*Exercise details:* Exact repetition of every entry is required.

*Excerpted records:*
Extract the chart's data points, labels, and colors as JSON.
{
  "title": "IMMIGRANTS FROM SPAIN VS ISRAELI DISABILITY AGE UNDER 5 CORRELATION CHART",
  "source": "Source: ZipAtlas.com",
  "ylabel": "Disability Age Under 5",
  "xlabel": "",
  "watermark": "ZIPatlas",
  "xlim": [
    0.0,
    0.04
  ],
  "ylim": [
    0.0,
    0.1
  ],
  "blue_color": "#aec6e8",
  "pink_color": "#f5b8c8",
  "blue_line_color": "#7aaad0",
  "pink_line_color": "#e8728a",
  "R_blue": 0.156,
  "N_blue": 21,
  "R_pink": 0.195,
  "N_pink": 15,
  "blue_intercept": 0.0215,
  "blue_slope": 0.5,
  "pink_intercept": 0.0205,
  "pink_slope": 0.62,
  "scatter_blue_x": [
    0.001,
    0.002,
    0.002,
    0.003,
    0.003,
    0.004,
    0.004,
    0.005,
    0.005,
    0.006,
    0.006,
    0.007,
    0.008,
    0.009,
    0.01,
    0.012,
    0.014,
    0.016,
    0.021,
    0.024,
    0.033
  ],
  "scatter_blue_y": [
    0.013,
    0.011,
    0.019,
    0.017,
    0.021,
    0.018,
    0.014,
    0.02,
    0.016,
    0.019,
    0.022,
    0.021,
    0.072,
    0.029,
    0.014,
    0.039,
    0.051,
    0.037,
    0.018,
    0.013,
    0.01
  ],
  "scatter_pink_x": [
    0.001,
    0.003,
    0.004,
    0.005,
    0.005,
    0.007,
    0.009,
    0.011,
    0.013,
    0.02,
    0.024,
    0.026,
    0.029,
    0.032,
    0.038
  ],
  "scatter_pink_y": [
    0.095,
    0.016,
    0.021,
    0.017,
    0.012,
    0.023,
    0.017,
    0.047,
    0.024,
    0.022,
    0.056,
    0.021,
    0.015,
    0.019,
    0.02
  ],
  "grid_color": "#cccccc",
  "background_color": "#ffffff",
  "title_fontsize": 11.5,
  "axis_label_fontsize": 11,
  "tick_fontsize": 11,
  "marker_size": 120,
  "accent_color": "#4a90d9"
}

*Answer below:*
Extract the chart's data points, labels, and colors as JSON.
{
  "title": "IMMIGRANTS FROM SPAIN VS ISRAELI DISABILITY AGE UNDER 5 CORRELATION CHART",
  "source": "Source: ZipAtlas.com",
  "ylabel": "Disability Age Under 5",
  "xlabel": "",
  "watermark": "ZIPatlas",
  "xlim": [
    0.0,
    0.04
  ],
  "ylim": [
    0.0,
    0.1
  ],
  "blue_color": "#aec6e8",
  "pink_color": "#f5b8c8",
  "blue_line_color": "#7aaad0",
  "pink_line_color": "#e8728a",
  "R_blue": 0.156,
  "N_blue": 21,
  "R_pink": 0.195,
  "N_pink": 15,
  "blue_intercept": 0.0215,
  "blue_slope": 0.5,
  "pink_intercept": 0.0205,
  "pink_slope": 0.62,
  "scatter_blue_x": [
    0.001,
    0.002,
    0.002,
    0.003,
    0.003,
    0.004,
    0.004,
    0.005,
    0.005,
    0.006,
    0.006,
    0.007,
    0.008,
    0.009,
    0.01,
    0.012,
    0.014,
    0.016,
    0.021,
    0.024,
    0.033
  ],
  "scatter_blue_y": [
    0.013,
    0.011,
    0.019,
    0.017,
    0.021,
    0.018,
    0.014,
    0.02,
    0.016,
    0.019,
    0.022,
    0.021,
    0.072,
    0.029,
    0.014,
    0.039,
    0.051,
    0.037,
    0.018,
    0.013,
    0.01
  ],
  "scatter_pink_x": [
    0.001,
    0.003,
    0.004,
    0.005,
    0.005,
    0.007,
    0.009,
    0.011,
    0.013,
    0.02,
    0.024,
    0.026,
    0.029,
    0.032,
    0.038
  ],
  "scatter_pink_y": [
    0.095,
    0.016,
    0.021,
    0.017,
    0.012,
    0.023,
    0.017,
    0.047,
    0.024,
    0.022,
    0.056,
    0.021,
    0.015,
    0.019,
    0.02
  ],
  "grid_color": "#cccccc",
  "background_color": "#ffffff",
  "title_fontsize": 11.5,
  "axis_label_fontsize": 11,
  "tick_fontsize": 11,
  "marker_size": 120,
  "accent_color": "#4a90d9"
}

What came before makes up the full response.